◆ **AIM OF THE EXERCISE**
Every entry below should be transcribed exactly; pictures stay out of the copy.
— begin RAW RECORDS —
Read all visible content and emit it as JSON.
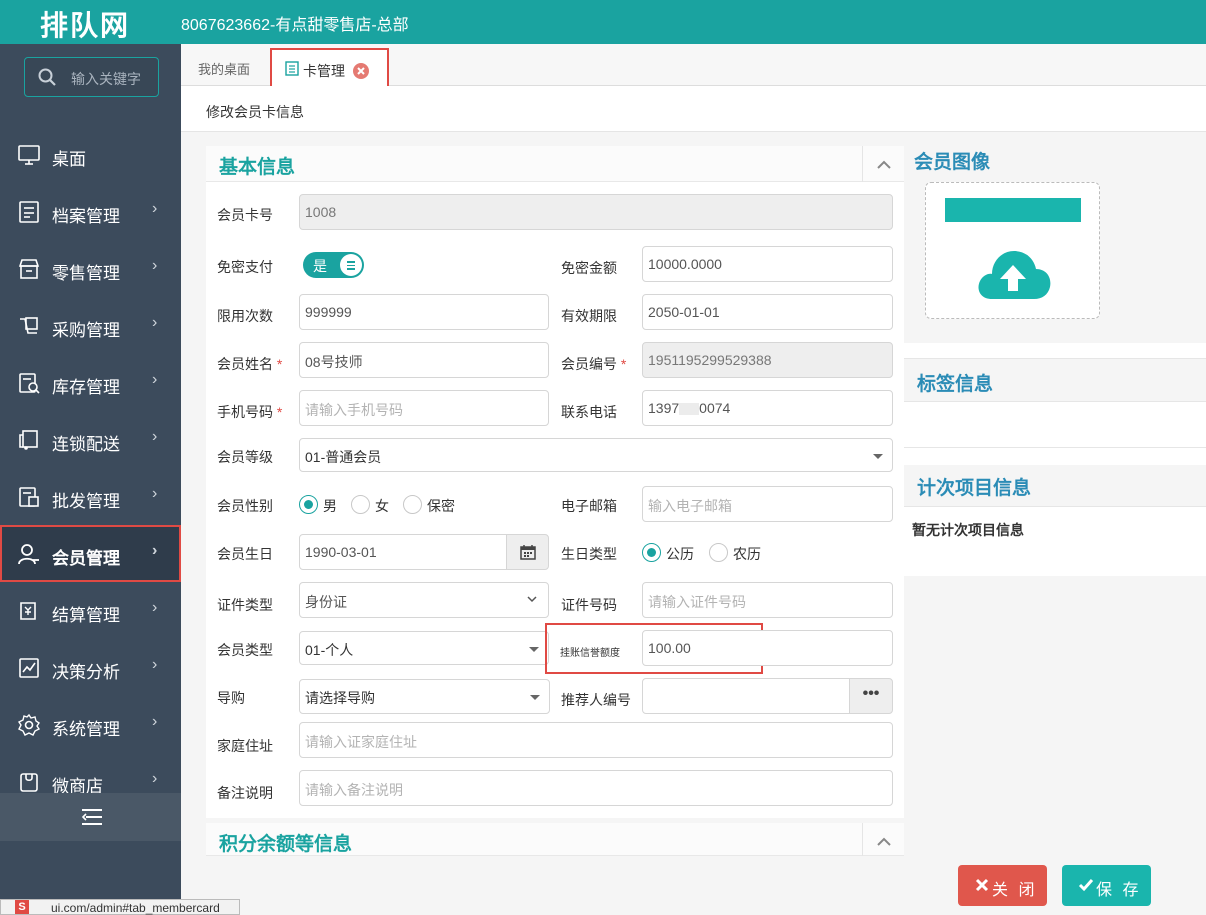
{
  "app": {
    "logo": "排队网",
    "store_title": "8067623662-有点甜零售店-总部"
  },
  "sidebar": {
    "search_placeholder": "输入关键字",
    "items": [
      {
        "label": "桌面",
        "icon": "monitor-icon"
      },
      {
        "label": "档案管理",
        "icon": "archive-icon"
      },
      {
        "label": "零售管理",
        "icon": "store-icon"
      },
      {
        "label": "采购管理",
        "icon": "purchase-icon"
      },
      {
        "label": "库存管理",
        "icon": "inventory-icon"
      },
      {
        "label": "连锁配送",
        "icon": "delivery-icon"
      },
      {
        "label": "批发管理",
        "icon": "wholesale-icon"
      },
      {
        "label": "会员管理",
        "icon": "member-icon",
        "active": true
      },
      {
        "label": "结算管理",
        "icon": "settlement-icon"
      },
      {
        "label": "决策分析",
        "icon": "analysis-icon"
      },
      {
        "label": "系统管理",
        "icon": "settings-icon"
      },
      {
        "label": "微商店",
        "icon": "micro-store-icon"
      }
    ],
    "arrow": "›"
  },
  "tabs": {
    "home": "我的桌面",
    "active": "卡管理"
  },
  "page": {
    "heading": "修改会员卡信息"
  },
  "basic": {
    "title": "基本信息",
    "card_no_label": "会员卡号",
    "card_no": "1008",
    "free_pay_label": "免密支付",
    "free_pay_toggle": "是",
    "free_amount_label": "免密金额",
    "free_amount": "10000.0000",
    "limit_label": "限用次数",
    "limit": "999999",
    "valid_label": "有效期限",
    "valid": "2050-01-01",
    "name_label": "会员姓名",
    "name": "08号技师",
    "member_no_label": "会员编号",
    "member_no": "1951195299529388",
    "mobile_label": "手机号码",
    "mobile_placeholder": "请输入手机号码",
    "phone_label": "联系电话",
    "phone": "1397",
    "phone_tail": "0074",
    "level_label": "会员等级",
    "level": "01-普通会员",
    "gender_label": "会员性别",
    "gender_male": "男",
    "gender_female": "女",
    "gender_secret": "保密",
    "email_label": "电子邮箱",
    "email_placeholder": "输入电子邮箱",
    "birthday_label": "会员生日",
    "birthday": "1990-03-01",
    "birth_type_label": "生日类型",
    "birth_solar": "公历",
    "birth_lunar": "农历",
    "id_type_label": "证件类型",
    "id_type": "身份证",
    "id_no_label": "证件号码",
    "id_no_placeholder": "请输入证件号码",
    "member_type_label": "会员类型",
    "member_type": "01-个人",
    "credit_label": "挂账信誉额度",
    "credit": "100.00",
    "guide_label": "导购",
    "guide_placeholder": "请选择导购",
    "referrer_label": "推荐人编号",
    "referrer_more": "•••",
    "address_label": "家庭住址",
    "address_placeholder": "请输入证家庭住址",
    "remark_label": "备注说明",
    "remark_placeholder": "请输入备注说明",
    "required_mark": "*"
  },
  "points": {
    "title": "积分余额等信息"
  },
  "side": {
    "avatar_title": "会员图像",
    "tags_title": "标签信息",
    "count_title": "计次项目信息",
    "count_empty": "暂无计次项目信息"
  },
  "buttons": {
    "close": "关 闭",
    "save": "保 存"
  },
  "statusbar": {
    "icon": "S",
    "url": "ui.com/admin#tab_membercard"
  },
  "colors": {
    "brand": "#1aa3a0",
    "sidebar": "#3c4b5c",
    "highlight": "#e04a44",
    "side_title": "#2b8cb6"
  }
}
— end RAW RECORDS —
◆ **THE RESULT**
Read all visible content and emit it as JSON.
{
  "app": {
    "logo": "排队网",
    "store_title": "8067623662-有点甜零售店-总部"
  },
  "sidebar": {
    "search_placeholder": "输入关键字",
    "items": [
      {
        "label": "桌面",
        "icon": "monitor-icon"
      },
      {
        "label": "档案管理",
        "icon": "archive-icon"
      },
      {
        "label": "零售管理",
        "icon": "store-icon"
      },
      {
        "label": "采购管理",
        "icon": "purchase-icon"
      },
      {
        "label": "库存管理",
        "icon": "inventory-icon"
      },
      {
        "label": "连锁配送",
        "icon": "delivery-icon"
      },
      {
        "label": "批发管理",
        "icon": "wholesale-icon"
      },
      {
        "label": "会员管理",
        "icon": "member-icon",
        "active": true
      },
      {
        "label": "结算管理",
        "icon": "settlement-icon"
      },
      {
        "label": "决策分析",
        "icon": "analysis-icon"
      },
      {
        "label": "系统管理",
        "icon": "settings-icon"
      },
      {
        "label": "微商店",
        "icon": "micro-store-icon"
      }
    ],
    "arrow": "›"
  },
  "tabs": {
    "home": "我的桌面",
    "active": "卡管理"
  },
  "page": {
    "heading": "修改会员卡信息"
  },
  "basic": {
    "title": "基本信息",
    "card_no_label": "会员卡号",
    "card_no": "1008",
    "free_pay_label": "免密支付",
    "free_pay_toggle": "是",
    "free_amount_label": "免密金额",
    "free_amount": "10000.0000",
    "limit_label": "限用次数",
    "limit": "999999",
    "valid_label": "有效期限",
    "valid": "2050-01-01",
    "name_label": "会员姓名",
    "name": "08号技师",
    "member_no_label": "会员编号",
    "member_no": "1951195299529388",
    "mobile_label": "手机号码",
    "mobile_placeholder": "请输入手机号码",
    "phone_label": "联系电话",
    "phone": "1397",
    "phone_tail": "0074",
    "level_label": "会员等级",
    "level": "01-普通会员",
    "gender_label": "会员性别",
    "gender_male": "男",
    "gender_female": "女",
    "gender_secret": "保密",
    "email_label": "电子邮箱",
    "email_placeholder": "输入电子邮箱",
    "birthday_label": "会员生日",
    "birthday": "1990-03-01",
    "birth_type_label": "生日类型",
    "birth_solar": "公历",
    "birth_lunar": "农历",
    "id_type_label": "证件类型",
    "id_type": "身份证",
    "id_no_label": "证件号码",
    "id_no_placeholder": "请输入证件号码",
    "member_type_label": "会员类型",
    "member_type": "01-个人",
    "credit_label": "挂账信誉额度",
    "credit": "100.00",
    "guide_label": "导购",
    "guide_placeholder": "请选择导购",
    "referrer_label": "推荐人编号",
    "referrer_more": "•••",
    "address_label": "家庭住址",
    "address_placeholder": "请输入证家庭住址",
    "remark_label": "备注说明",
    "remark_placeholder": "请输入备注说明",
    "required_mark": "*"
  },
  "points": {
    "title": "积分余额等信息"
  },
  "side": {
    "avatar_title": "会员图像",
    "tags_title": "标签信息",
    "count_title": "计次项目信息",
    "count_empty": "暂无计次项目信息"
  },
  "buttons": {
    "close": "关 闭",
    "save": "保 存"
  },
  "statusbar": {
    "icon": "S",
    "url": "ui.com/admin#tab_membercard"
  },
  "colors": {
    "brand": "#1aa3a0",
    "sidebar": "#3c4b5c",
    "highlight": "#e04a44",
    "side_title": "#2b8cb6"
  }
}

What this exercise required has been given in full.